## [Aufgabe A]
Schreiben Sie alle Zeilen der nachfolgenden Datensätze unverändert ab. Die Bilder lassen Sie dabei weg.

Am 19. und 20. November 2010 hat die KPV auf ihrem „Kongress-kommunal“ in Weimar den Beschluss „Neue Kraft für Städte und Regionen“ gefasst. Mit ihm möchte die KPV die Weichen für die Zukunft stellen. Ziel ist ein neuer Ansatz bei der Entwicklung der Gemeinden, Städte und Landkreise in Deutschland.

Die Kommunalpolitische Vereinigung von CDU und CSU Deutschlands will einen neuen Ansatz bei der Entwicklung der Gemeinden, Städte und Landkreise in Deutschland. Im Wettbewerb untereinander und in der europäischen Union müssen wir neue Kraft für Städte und Regionen bei uns entwickeln. Unsere Gesellschaft wandelt sich – christlichdemokratische und christlich-soziale Kommunalpolitik setzt auch heute bei der Bewältigung der Herausforderungen auf die Prinzipien von Selbstverantwortung und Subsidiarität, Gemeinwohlorientierung und Gerechtigkeit auch für die kommenden
Generationen.

## [Datensätze im Auszug]

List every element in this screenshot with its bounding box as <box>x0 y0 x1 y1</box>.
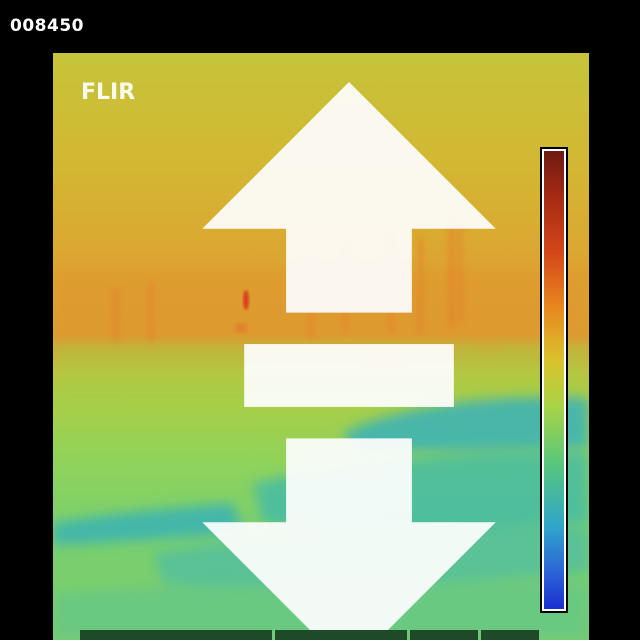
flir-logo-text: FLIR <box>81 80 136 105</box>
status-segment <box>410 630 478 640</box>
flir-logo-icon <box>202 82 496 640</box>
status-segment <box>275 630 407 640</box>
status-segment <box>80 630 272 640</box>
status-segment <box>481 630 539 640</box>
frame-counter: 008450 <box>10 16 84 36</box>
bottom-status-strip <box>80 630 540 640</box>
flir-logo: FLIR <box>81 80 496 640</box>
temperature-colorbar <box>540 147 568 613</box>
thermal-image: FLIR <box>53 53 589 640</box>
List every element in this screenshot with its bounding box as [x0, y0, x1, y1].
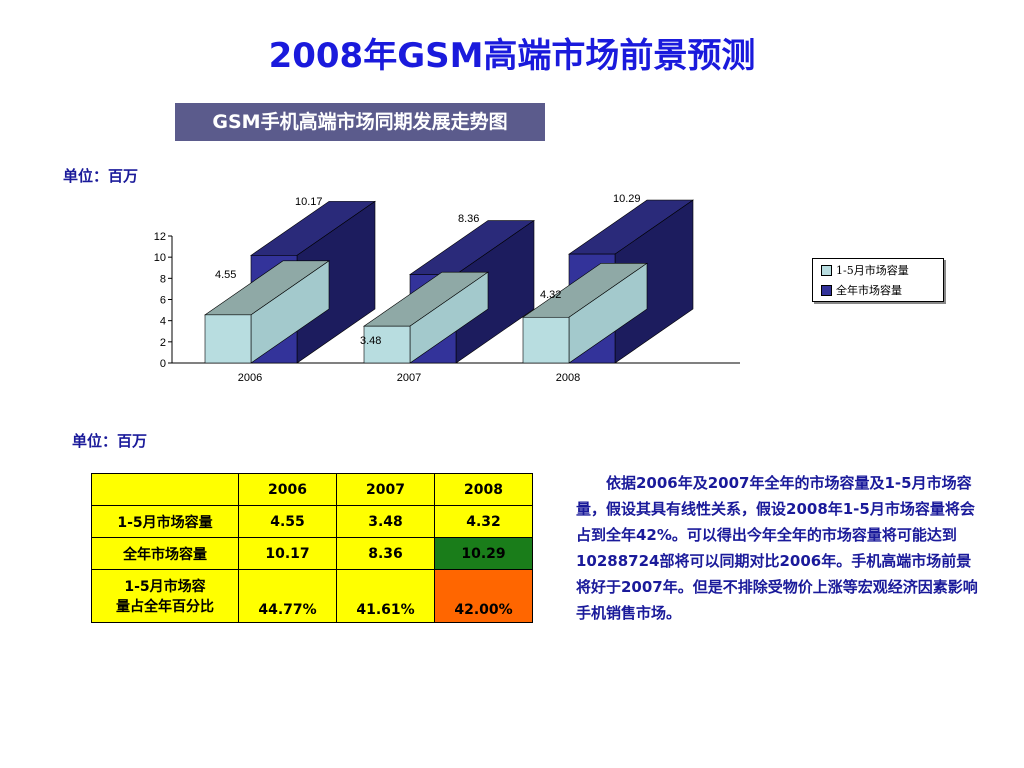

## [Aufgabe B]
Welchen Zweck verfolgt die KPV laut Textauszug mit dem Beschluss „Neue Kraft für Städte und Regionen“? Antworten Sie in ein bis drei Sätzen.

## [Schriftliche Antwort A]
List every element in this screenshot with its bounding box as <box>x0 y0 x1 y1</box>.
flir-logo-text: FLIR <box>81 80 136 105</box>
status-segment <box>410 630 478 640</box>
flir-logo-icon <box>202 82 496 640</box>
status-segment <box>275 630 407 640</box>
status-segment <box>80 630 272 640</box>
status-segment <box>481 630 539 640</box>
frame-counter: 008450 <box>10 16 84 36</box>
bottom-status-strip <box>80 630 540 640</box>
flir-logo: FLIR <box>81 80 496 640</box>
temperature-colorbar <box>540 147 568 613</box>
thermal-image: FLIR <box>53 53 589 640</box>
List every element in this screenshot with its bounding box as [x0, y0, x1, y1].

## [Schriftliche Antwort B]
Mit dem Beschluss will die KPV die Weichen für die Zukunft stellen. Ziel ist ein neuer Ansatz bei der Entwicklung der Gemeinden, Städte und Landkreise in Deutschland.